Return the records word for word. Any pictures in them are not part of the copy.

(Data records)
[BEGIN]

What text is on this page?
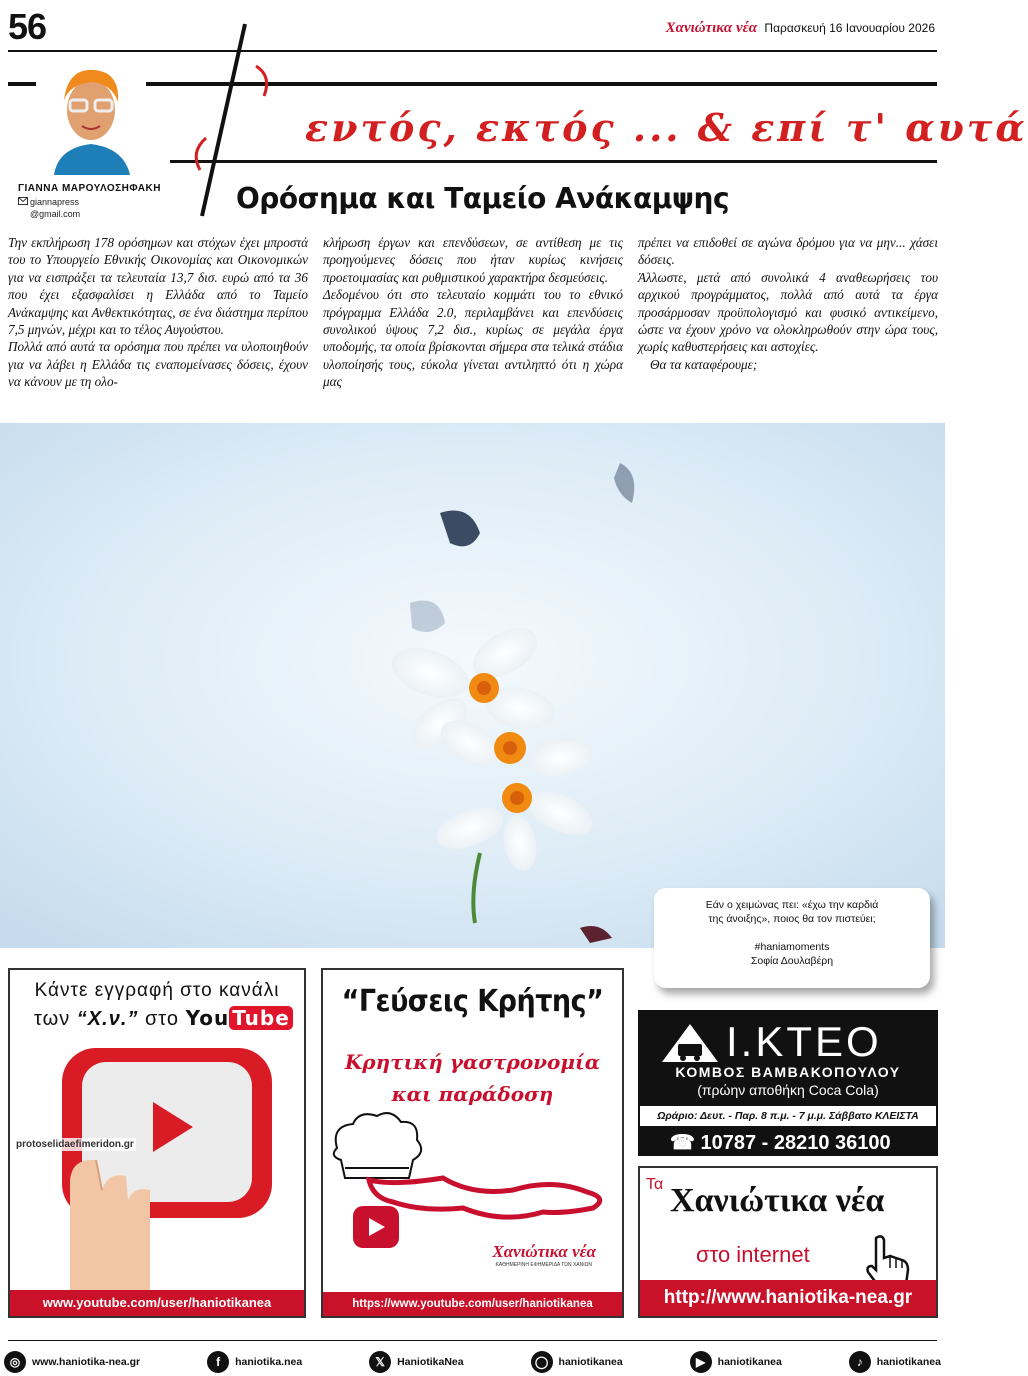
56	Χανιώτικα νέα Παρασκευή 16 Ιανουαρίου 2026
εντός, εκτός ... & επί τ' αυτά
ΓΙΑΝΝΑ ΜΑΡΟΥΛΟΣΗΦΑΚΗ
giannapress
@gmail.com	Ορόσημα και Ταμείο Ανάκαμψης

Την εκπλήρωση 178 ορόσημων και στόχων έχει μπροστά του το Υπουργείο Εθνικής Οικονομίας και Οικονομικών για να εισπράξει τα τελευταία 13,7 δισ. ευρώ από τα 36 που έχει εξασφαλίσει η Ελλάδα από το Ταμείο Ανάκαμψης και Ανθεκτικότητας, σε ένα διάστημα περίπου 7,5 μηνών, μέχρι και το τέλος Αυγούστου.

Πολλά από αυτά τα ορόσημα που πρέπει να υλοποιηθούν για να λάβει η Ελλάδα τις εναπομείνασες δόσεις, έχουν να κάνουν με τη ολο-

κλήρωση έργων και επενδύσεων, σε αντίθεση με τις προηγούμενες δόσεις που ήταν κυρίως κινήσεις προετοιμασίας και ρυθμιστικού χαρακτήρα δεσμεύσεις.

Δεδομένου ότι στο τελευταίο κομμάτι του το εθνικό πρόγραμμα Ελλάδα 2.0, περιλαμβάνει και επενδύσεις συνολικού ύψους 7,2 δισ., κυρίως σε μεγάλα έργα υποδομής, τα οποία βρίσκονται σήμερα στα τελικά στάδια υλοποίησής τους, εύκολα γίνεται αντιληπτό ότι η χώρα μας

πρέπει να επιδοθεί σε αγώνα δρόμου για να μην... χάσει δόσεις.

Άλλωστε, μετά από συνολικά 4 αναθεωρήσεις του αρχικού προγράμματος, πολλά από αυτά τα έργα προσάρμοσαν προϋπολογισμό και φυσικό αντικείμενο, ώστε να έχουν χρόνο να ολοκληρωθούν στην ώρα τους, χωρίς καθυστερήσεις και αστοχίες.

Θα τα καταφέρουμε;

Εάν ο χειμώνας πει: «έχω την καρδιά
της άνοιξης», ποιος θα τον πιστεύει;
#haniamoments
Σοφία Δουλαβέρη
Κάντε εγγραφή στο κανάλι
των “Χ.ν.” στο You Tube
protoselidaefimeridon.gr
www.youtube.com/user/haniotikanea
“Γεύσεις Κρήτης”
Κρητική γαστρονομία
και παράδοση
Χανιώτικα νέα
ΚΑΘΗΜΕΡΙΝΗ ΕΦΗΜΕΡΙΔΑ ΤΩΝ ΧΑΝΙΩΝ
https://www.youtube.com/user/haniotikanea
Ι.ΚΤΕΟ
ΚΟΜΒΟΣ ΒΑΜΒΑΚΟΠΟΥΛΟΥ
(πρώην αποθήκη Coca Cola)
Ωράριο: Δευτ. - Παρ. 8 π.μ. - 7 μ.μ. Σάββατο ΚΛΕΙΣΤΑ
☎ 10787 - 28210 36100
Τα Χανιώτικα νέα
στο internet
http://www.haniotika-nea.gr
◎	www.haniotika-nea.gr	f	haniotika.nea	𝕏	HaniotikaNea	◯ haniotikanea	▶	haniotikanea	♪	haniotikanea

[END]

Answer to the task
What text is on this page?
56	Χανιώτικα νέα Παρασκευή 16 Ιανουαρίου 2026
εντός, εκτός ... & επί τ' αυτά
ΓΙΑΝΝΑ ΜΑΡΟΥΛΟΣΗΦΑΚΗ
giannapress
@gmail.com	Ορόσημα και Ταμείο Ανάκαμψης

Την εκπλήρωση 178 ορόσημων και στόχων έχει μπροστά του το Υπουργείο Εθνικής Οικονομίας και Οικονομικών για να εισπράξει τα τελευταία 13,7 δισ. ευρώ από τα 36 που έχει εξασφαλίσει η Ελλάδα από το Ταμείο Ανάκαμψης και Ανθεκτικότητας, σε ένα διάστημα περίπου 7,5 μηνών, μέχρι και το τέλος Αυγούστου.

Πολλά από αυτά τα ορόσημα που πρέπει να υλοποιηθούν για να λάβει η Ελλάδα τις εναπομείνασες δόσεις, έχουν να κάνουν με τη ολο-

κλήρωση έργων και επενδύσεων, σε αντίθεση με τις προηγούμενες δόσεις που ήταν κυρίως κινήσεις προετοιμασίας και ρυθμιστικού χαρακτήρα δεσμεύσεις.

Δεδομένου ότι στο τελευταίο κομμάτι του το εθνικό πρόγραμμα Ελλάδα 2.0, περιλαμβάνει και επενδύσεις συνολικού ύψους 7,2 δισ., κυρίως σε μεγάλα έργα υποδομής, τα οποία βρίσκονται σήμερα στα τελικά στάδια υλοποίησής τους, εύκολα γίνεται αντιληπτό ότι η χώρα μας

πρέπει να επιδοθεί σε αγώνα δρόμου για να μην... χάσει δόσεις.

Άλλωστε, μετά από συνολικά 4 αναθεωρήσεις του αρχικού προγράμματος, πολλά από αυτά τα έργα προσάρμοσαν προϋπολογισμό και φυσικό αντικείμενο, ώστε να έχουν χρόνο να ολοκληρωθούν στην ώρα τους, χωρίς καθυστερήσεις και αστοχίες.

Θα τα καταφέρουμε;

Εάν ο χειμώνας πει: «έχω την καρδιά
της άνοιξης», ποιος θα τον πιστεύει;
#haniamoments
Σοφία Δουλαβέρη
Κάντε εγγραφή στο κανάλι
των “Χ.ν.” στο You Tube
protoselidaefimeridon.gr
www.youtube.com/user/haniotikanea
“Γεύσεις Κρήτης”
Κρητική γαστρονομία
και παράδοση
Χανιώτικα νέα
ΚΑΘΗΜΕΡΙΝΗ ΕΦΗΜΕΡΙΔΑ ΤΩΝ ΧΑΝΙΩΝ
https://www.youtube.com/user/haniotikanea
Ι.ΚΤΕΟ
ΚΟΜΒΟΣ ΒΑΜΒΑΚΟΠΟΥΛΟΥ
(πρώην αποθήκη Coca Cola)
Ωράριο: Δευτ. - Παρ. 8 π.μ. - 7 μ.μ. Σάββατο ΚΛΕΙΣΤΑ
☎ 10787 - 28210 36100
Τα Χανιώτικα νέα
στο internet
http://www.haniotika-nea.gr
◎	www.haniotika-nea.gr	f	haniotika.nea	𝕏	HaniotikaNea	◯ haniotikanea	▶	haniotikanea	♪	haniotikanea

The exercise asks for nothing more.